Copy each line below without leaving any out.

════════════════

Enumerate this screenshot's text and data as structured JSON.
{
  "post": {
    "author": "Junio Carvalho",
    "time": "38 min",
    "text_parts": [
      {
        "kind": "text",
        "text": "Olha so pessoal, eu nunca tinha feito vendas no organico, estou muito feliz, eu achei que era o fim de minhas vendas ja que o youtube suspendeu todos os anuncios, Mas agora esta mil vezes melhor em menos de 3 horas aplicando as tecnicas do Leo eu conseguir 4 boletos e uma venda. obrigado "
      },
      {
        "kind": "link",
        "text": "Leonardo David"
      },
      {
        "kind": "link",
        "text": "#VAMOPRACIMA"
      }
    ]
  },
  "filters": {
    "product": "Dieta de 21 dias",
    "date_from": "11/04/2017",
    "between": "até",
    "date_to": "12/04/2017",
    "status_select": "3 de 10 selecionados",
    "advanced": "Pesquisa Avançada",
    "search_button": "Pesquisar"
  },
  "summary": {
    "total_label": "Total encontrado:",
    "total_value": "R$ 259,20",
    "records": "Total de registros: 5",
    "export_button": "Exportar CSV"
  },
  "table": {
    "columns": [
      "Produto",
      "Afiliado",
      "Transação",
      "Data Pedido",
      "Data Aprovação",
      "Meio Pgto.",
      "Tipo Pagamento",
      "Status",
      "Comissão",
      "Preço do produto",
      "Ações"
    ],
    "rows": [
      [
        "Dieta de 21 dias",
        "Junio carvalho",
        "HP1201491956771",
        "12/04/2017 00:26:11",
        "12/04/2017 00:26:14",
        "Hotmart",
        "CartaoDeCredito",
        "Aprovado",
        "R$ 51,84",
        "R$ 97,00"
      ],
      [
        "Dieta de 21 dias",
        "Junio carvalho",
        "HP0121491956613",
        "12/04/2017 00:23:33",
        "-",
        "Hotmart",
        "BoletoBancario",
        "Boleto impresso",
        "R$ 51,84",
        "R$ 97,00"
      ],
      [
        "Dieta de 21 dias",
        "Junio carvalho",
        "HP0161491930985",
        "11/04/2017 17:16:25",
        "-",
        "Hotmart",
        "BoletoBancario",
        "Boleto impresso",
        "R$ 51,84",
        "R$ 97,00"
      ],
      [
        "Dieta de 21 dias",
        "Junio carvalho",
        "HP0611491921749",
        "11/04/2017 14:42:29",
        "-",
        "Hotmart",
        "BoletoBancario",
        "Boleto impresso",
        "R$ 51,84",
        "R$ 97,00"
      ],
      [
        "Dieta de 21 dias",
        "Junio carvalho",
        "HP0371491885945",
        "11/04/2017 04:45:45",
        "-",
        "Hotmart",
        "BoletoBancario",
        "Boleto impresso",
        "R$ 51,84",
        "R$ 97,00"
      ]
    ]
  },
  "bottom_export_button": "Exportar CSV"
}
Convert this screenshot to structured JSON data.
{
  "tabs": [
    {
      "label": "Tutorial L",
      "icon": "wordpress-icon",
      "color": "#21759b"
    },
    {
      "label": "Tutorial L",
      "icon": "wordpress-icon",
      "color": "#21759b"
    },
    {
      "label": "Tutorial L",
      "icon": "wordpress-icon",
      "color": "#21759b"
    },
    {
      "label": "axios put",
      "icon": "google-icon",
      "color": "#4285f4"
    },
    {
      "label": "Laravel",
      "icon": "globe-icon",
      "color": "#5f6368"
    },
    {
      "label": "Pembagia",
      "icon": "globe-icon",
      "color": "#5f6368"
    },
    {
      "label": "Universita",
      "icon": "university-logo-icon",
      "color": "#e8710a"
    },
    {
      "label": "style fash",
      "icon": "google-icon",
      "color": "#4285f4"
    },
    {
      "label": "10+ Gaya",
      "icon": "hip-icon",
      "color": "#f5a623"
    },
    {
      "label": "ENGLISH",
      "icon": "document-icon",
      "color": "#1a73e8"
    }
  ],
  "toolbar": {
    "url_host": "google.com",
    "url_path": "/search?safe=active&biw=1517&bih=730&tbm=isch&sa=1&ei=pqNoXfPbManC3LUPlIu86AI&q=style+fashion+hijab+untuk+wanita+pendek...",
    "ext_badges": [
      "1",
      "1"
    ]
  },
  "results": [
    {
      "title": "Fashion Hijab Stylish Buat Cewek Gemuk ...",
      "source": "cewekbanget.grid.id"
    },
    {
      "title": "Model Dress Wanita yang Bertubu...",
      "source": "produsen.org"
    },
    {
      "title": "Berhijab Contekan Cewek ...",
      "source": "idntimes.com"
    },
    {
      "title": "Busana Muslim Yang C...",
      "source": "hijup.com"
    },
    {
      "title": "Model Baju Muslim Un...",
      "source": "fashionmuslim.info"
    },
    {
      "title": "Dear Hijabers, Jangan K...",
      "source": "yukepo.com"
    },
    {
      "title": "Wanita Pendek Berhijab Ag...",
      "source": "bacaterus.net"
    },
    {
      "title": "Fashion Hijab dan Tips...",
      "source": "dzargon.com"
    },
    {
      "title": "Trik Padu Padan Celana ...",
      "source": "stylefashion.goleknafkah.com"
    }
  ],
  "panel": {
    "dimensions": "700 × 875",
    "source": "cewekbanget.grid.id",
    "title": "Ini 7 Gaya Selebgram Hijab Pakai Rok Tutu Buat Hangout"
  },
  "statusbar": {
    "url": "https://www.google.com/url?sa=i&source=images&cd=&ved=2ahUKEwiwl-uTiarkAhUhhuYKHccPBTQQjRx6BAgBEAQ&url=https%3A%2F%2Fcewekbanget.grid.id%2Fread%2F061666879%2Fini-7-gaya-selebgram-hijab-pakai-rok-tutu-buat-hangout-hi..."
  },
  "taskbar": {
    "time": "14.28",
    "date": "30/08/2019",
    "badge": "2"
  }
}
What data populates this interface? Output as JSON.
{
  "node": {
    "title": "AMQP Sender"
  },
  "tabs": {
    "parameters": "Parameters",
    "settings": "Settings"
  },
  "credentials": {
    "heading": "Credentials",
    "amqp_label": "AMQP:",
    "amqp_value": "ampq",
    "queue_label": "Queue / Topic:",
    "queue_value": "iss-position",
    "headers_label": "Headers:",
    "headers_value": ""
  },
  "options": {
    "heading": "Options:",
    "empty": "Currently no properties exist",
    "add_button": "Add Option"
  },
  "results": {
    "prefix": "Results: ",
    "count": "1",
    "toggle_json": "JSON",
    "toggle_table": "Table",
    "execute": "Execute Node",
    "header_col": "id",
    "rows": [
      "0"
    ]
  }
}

════════════════

• [Problem solution]
Enumerate this screenshot's text and data as structured JSON.
{
  "post": {
    "author": "Junio Carvalho",
    "time": "38 min",
    "text_parts": [
      {
        "kind": "text",
        "text": "Olha so pessoal, eu nunca tinha feito vendas no organico, estou muito feliz, eu achei que era o fim de minhas vendas ja que o youtube suspendeu todos os anuncios, Mas agora esta mil vezes melhor em menos de 3 horas aplicando as tecnicas do Leo eu conseguir 4 boletos e uma venda. obrigado "
      },
      {
        "kind": "link",
        "text": "Leonardo David"
      },
      {
        "kind": "link",
        "text": "#VAMOPRACIMA"
      }
    ]
  },
  "filters": {
    "product": "Dieta de 21 dias",
    "date_from": "11/04/2017",
    "between": "até",
    "date_to": "12/04/2017",
    "status_select": "3 de 10 selecionados",
    "advanced": "Pesquisa Avançada",
    "search_button": "Pesquisar"
  },
  "summary": {
    "total_label": "Total encontrado:",
    "total_value": "R$ 259,20",
    "records": "Total de registros: 5",
    "export_button": "Exportar CSV"
  },
  "table": {
    "columns": [
      "Produto",
      "Afiliado",
      "Transação",
      "Data Pedido",
      "Data Aprovação",
      "Meio Pgto.",
      "Tipo Pagamento",
      "Status",
      "Comissão",
      "Preço do produto",
      "Ações"
    ],
    "rows": [
      [
        "Dieta de 21 dias",
        "Junio carvalho",
        "HP1201491956771",
        "12/04/2017 00:26:11",
        "12/04/2017 00:26:14",
        "Hotmart",
        "CartaoDeCredito",
        "Aprovado",
        "R$ 51,84",
        "R$ 97,00"
      ],
      [
        "Dieta de 21 dias",
        "Junio carvalho",
        "HP0121491956613",
        "12/04/2017 00:23:33",
        "-",
        "Hotmart",
        "BoletoBancario",
        "Boleto impresso",
        "R$ 51,84",
        "R$ 97,00"
      ],
      [
        "Dieta de 21 dias",
        "Junio carvalho",
        "HP0161491930985",
        "11/04/2017 17:16:25",
        "-",
        "Hotmart",
        "BoletoBancario",
        "Boleto impresso",
        "R$ 51,84",
        "R$ 97,00"
      ],
      [
        "Dieta de 21 dias",
        "Junio carvalho",
        "HP0611491921749",
        "11/04/2017 14:42:29",
        "-",
        "Hotmart",
        "BoletoBancario",
        "Boleto impresso",
        "R$ 51,84",
        "R$ 97,00"
      ],
      [
        "Dieta de 21 dias",
        "Junio carvalho",
        "HP0371491885945",
        "11/04/2017 04:45:45",
        "-",
        "Hotmart",
        "BoletoBancario",
        "Boleto impresso",
        "R$ 51,84",
        "R$ 97,00"
      ]
    ]
  },
  "bottom_export_button": "Exportar CSV"
}
Convert this screenshot to structured JSON data.
{
  "tabs": [
    {
      "label": "Tutorial L",
      "icon": "wordpress-icon",
      "color": "#21759b"
    },
    {
      "label": "Tutorial L",
      "icon": "wordpress-icon",
      "color": "#21759b"
    },
    {
      "label": "Tutorial L",
      "icon": "wordpress-icon",
      "color": "#21759b"
    },
    {
      "label": "axios put",
      "icon": "google-icon",
      "color": "#4285f4"
    },
    {
      "label": "Laravel",
      "icon": "globe-icon",
      "color": "#5f6368"
    },
    {
      "label": "Pembagia",
      "icon": "globe-icon",
      "color": "#5f6368"
    },
    {
      "label": "Universita",
      "icon": "university-logo-icon",
      "color": "#e8710a"
    },
    {
      "label": "style fash",
      "icon": "google-icon",
      "color": "#4285f4"
    },
    {
      "label": "10+ Gaya",
      "icon": "hip-icon",
      "color": "#f5a623"
    },
    {
      "label": "ENGLISH",
      "icon": "document-icon",
      "color": "#1a73e8"
    }
  ],
  "toolbar": {
    "url_host": "google.com",
    "url_path": "/search?safe=active&biw=1517&bih=730&tbm=isch&sa=1&ei=pqNoXfPbManC3LUPlIu86AI&q=style+fashion+hijab+untuk+wanita+pendek...",
    "ext_badges": [
      "1",
      "1"
    ]
  },
  "results": [
    {
      "title": "Fashion Hijab Stylish Buat Cewek Gemuk ...",
      "source": "cewekbanget.grid.id"
    },
    {
      "title": "Model Dress Wanita yang Bertubu...",
      "source": "produsen.org"
    },
    {
      "title": "Berhijab Contekan Cewek ...",
      "source": "idntimes.com"
    },
    {
      "title": "Busana Muslim Yang C...",
      "source": "hijup.com"
    },
    {
      "title": "Model Baju Muslim Un...",
      "source": "fashionmuslim.info"
    },
    {
      "title": "Dear Hijabers, Jangan K...",
      "source": "yukepo.com"
    },
    {
      "title": "Wanita Pendek Berhijab Ag...",
      "source": "bacaterus.net"
    },
    {
      "title": "Fashion Hijab dan Tips...",
      "source": "dzargon.com"
    },
    {
      "title": "Trik Padu Padan Celana ...",
      "source": "stylefashion.goleknafkah.com"
    }
  ],
  "panel": {
    "dimensions": "700 × 875",
    "source": "cewekbanget.grid.id",
    "title": "Ini 7 Gaya Selebgram Hijab Pakai Rok Tutu Buat Hangout"
  },
  "statusbar": {
    "url": "https://www.google.com/url?sa=i&source=images&cd=&ved=2ahUKEwiwl-uTiarkAhUhhuYKHccPBTQQjRx6BAgBEAQ&url=https%3A%2F%2Fcewekbanget.grid.id%2Fread%2F061666879%2Fini-7-gaya-selebgram-hijab-pakai-rok-tutu-buat-hangout-hi..."
  },
  "taskbar": {
    "time": "14.28",
    "date": "30/08/2019",
    "badge": "2"
  }
}
What data populates this interface? Output as JSON.
{
  "node": {
    "title": "AMQP Sender"
  },
  "tabs": {
    "parameters": "Parameters",
    "settings": "Settings"
  },
  "credentials": {
    "heading": "Credentials",
    "amqp_label": "AMQP:",
    "amqp_value": "ampq",
    "queue_label": "Queue / Topic:",
    "queue_value": "iss-position",
    "headers_label": "Headers:",
    "headers_value": ""
  },
  "options": {
    "heading": "Options:",
    "empty": "Currently no properties exist",
    "add_button": "Add Option"
  },
  "results": {
    "prefix": "Results: ",
    "count": "1",
    "toggle_json": "JSON",
    "toggle_table": "Table",
    "execute": "Execute Node",
    "header_col": "id",
    "rows": [
      "0"
    ]
  }
}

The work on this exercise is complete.